**Given exercise:**
Return each line of the records with nothing changed, pictures excepted.
* begin Material provided *
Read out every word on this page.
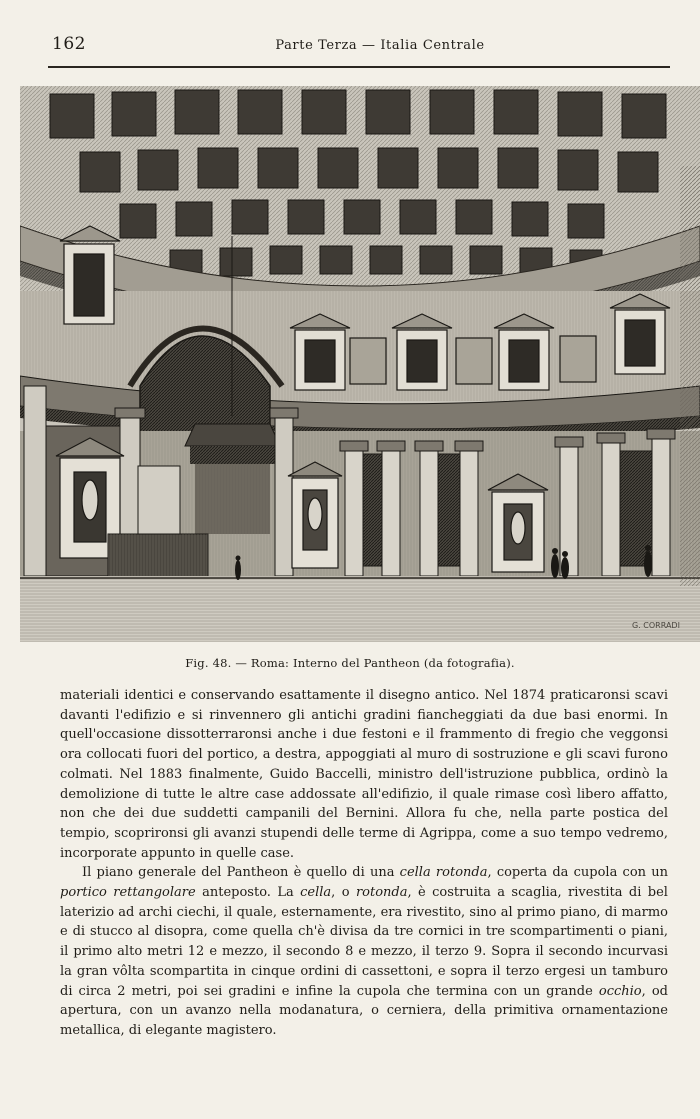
162	Parte Terza — Italia Centrale
G. CORRADI
Fig. 48. — Roma: Interno del Pantheon (da fotografia).

materiali identici e conservando esattamente il disegno antico. Nel 1874 praticaronsi scavi davanti l'edifizio e si rinvennero gli antichi gradini fiancheggiati da due basi enormi. In quell'occasione dissotterraronsi anche i due festoni e il frammento di fregio che veggonsi ora collocati fuori del portico, a destra, appoggiati al muro di sostruzione e gli scavi furono colmati. Nel 1883 finalmente, Guido Baccelli, ministro dell'istruzione pubblica, ordinò la demolizione di tutte le altre case addossate all'edifizio, il quale rimase così libero affatto, non che dei due suddetti campanili del Bernini. Allora fu che, nella parte postica del tempio, scoprironsi gli avanzi stupendi delle terme di Agrippa, come a suo tempo vedremo, incorporate appunto in quelle case.

Il piano generale del Pantheon è quello di una cella rotonda, coperta da cupola con un portico rettangolare anteposto. La cella, o rotonda, è costruita a scaglia, rivestita di bel laterizio ad archi ciechi, il quale, esternamente, era rivestito, sino al primo piano, di marmo e di stucco al disopra, come quella ch'è divisa da tre cornici in tre scompartimenti o piani, il primo alto metri 12 e mezzo, il secondo 8 e mezzo, il terzo 9. Sopra il secondo incurvasi la gran vôlta scompartita in cinque ordini di cassettoni, e sopra il terzo ergesi un tamburo di circa 2 metri, poi sei gradini e infine la cupola che termina con un grande occhio, od apertura, con un avanzo nella modanatura, o cerniera, della primitiva ornamentazione metallica, di elegante magistero.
* end Material provided *
**Solution for this exercise:**
Read out every word on this page.
162	Parte Terza — Italia Centrale
G. CORRADI
Fig. 48. — Roma: Interno del Pantheon (da fotografia).

materiali identici e conservando esattamente il disegno antico. Nel 1874 praticaronsi scavi davanti l'edifizio e si rinvennero gli antichi gradini fiancheggiati da due basi enormi. In quell'occasione dissotterraronsi anche i due festoni e il frammento di fregio che veggonsi ora collocati fuori del portico, a destra, appoggiati al muro di sostruzione e gli scavi furono colmati. Nel 1883 finalmente, Guido Baccelli, ministro dell'istruzione pubblica, ordinò la demolizione di tutte le altre case addossate all'edifizio, il quale rimase così libero affatto, non che dei due suddetti campanili del Bernini. Allora fu che, nella parte postica del tempio, scoprironsi gli avanzi stupendi delle terme di Agrippa, come a suo tempo vedremo, incorporate appunto in quelle case.

Il piano generale del Pantheon è quello di una cella rotonda, coperta da cupola con un portico rettangolare anteposto. La cella, o rotonda, è costruita a scaglia, rivestita di bel laterizio ad archi ciechi, il quale, esternamente, era rivestito, sino al primo piano, di marmo e di stucco al disopra, come quella ch'è divisa da tre cornici in tre scompartimenti o piani, il primo alto metri 12 e mezzo, il secondo 8 e mezzo, il terzo 9. Sopra il secondo incurvasi la gran vôlta scompartita in cinque ordini di cassettoni, e sopra il terzo ergesi un tamburo di circa 2 metri, poi sei gradini e infine la cupola che termina con un grande occhio, od apertura, con un avanzo nella modanatura, o cerniera, della primitiva ornamentazione metallica, di elegante magistero.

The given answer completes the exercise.